EXERCISE REQUIREMENTS:
Give only the number of lines in the records below that contain the word "Гигабайт".

DATA FOR THE TASK:
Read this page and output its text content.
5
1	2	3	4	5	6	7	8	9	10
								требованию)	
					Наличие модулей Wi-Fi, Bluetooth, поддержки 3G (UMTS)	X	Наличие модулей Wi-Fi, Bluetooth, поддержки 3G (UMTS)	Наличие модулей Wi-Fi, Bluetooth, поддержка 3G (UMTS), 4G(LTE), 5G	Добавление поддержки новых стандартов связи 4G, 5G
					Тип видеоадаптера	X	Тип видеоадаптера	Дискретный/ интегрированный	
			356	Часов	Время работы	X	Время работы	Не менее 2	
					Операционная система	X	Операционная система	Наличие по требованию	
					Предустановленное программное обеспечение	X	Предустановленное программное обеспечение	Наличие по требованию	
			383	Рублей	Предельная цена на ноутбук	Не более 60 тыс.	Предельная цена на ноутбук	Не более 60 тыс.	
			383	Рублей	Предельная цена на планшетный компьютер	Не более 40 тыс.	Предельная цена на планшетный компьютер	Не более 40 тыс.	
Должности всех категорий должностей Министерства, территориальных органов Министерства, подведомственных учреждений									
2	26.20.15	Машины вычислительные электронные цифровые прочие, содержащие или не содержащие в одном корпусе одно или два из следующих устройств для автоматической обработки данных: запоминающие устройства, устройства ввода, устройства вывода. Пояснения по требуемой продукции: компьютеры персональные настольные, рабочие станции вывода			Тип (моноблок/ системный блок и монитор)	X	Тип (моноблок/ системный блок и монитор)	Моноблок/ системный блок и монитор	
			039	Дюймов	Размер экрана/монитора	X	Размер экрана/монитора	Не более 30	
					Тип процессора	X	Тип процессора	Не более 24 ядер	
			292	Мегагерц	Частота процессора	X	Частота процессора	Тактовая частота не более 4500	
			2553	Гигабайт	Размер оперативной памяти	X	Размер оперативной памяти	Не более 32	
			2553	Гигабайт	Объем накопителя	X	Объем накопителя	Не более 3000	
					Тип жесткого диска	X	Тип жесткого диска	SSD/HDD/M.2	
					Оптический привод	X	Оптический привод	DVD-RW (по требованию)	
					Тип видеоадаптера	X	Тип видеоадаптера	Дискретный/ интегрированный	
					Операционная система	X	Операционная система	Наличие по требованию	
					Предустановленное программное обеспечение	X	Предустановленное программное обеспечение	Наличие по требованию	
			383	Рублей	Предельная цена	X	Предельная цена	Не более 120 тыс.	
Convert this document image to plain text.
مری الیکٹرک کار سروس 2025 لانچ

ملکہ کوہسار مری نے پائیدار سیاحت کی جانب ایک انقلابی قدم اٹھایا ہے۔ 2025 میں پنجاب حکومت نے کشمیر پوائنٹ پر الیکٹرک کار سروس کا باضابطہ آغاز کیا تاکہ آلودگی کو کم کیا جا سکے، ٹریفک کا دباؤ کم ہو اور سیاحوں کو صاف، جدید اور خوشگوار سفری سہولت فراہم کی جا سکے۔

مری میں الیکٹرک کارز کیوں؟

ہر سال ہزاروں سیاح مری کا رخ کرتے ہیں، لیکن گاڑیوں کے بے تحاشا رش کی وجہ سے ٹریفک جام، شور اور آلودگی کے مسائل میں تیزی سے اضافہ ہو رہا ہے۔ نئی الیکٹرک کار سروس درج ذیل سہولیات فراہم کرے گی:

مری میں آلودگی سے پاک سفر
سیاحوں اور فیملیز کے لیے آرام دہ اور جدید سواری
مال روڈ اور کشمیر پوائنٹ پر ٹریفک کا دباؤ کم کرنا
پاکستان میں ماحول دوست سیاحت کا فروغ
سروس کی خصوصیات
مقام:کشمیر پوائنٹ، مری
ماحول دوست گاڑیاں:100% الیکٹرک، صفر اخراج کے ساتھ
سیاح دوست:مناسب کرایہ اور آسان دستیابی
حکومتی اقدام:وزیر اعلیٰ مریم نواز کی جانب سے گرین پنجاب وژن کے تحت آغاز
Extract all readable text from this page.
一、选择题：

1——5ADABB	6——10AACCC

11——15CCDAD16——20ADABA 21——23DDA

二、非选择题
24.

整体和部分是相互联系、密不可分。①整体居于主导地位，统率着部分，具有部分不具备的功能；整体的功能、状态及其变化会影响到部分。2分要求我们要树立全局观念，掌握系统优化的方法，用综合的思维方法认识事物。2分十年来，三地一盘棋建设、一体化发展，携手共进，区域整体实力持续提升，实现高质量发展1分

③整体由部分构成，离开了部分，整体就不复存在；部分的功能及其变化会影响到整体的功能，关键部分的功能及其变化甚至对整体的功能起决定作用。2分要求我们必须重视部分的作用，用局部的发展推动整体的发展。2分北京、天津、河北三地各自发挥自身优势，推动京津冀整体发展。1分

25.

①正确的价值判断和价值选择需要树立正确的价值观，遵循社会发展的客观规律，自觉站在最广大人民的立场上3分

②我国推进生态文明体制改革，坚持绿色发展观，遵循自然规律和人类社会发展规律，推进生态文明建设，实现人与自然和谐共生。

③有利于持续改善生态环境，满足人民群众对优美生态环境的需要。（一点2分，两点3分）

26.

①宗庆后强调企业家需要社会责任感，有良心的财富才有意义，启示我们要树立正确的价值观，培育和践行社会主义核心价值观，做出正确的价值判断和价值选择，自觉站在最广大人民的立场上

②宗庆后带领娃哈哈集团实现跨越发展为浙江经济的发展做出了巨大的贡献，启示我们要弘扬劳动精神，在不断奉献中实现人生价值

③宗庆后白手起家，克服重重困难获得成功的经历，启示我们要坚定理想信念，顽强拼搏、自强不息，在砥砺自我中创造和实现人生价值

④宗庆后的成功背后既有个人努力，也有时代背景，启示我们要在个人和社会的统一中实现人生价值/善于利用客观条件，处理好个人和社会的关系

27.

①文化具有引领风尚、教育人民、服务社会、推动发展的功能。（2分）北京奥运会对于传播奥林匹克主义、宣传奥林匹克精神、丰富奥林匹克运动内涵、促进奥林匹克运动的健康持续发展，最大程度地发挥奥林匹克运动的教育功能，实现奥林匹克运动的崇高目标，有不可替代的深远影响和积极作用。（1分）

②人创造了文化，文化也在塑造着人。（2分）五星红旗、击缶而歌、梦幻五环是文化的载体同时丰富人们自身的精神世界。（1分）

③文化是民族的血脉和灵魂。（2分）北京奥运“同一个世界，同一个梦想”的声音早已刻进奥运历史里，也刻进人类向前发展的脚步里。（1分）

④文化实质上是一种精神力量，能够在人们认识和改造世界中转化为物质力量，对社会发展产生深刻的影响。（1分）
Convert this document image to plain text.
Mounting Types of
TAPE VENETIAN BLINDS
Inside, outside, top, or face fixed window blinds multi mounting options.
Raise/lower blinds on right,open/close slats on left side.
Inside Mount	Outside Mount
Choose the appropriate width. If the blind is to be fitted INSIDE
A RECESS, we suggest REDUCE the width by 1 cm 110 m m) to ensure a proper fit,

RESPONSE TO THE TASK:
2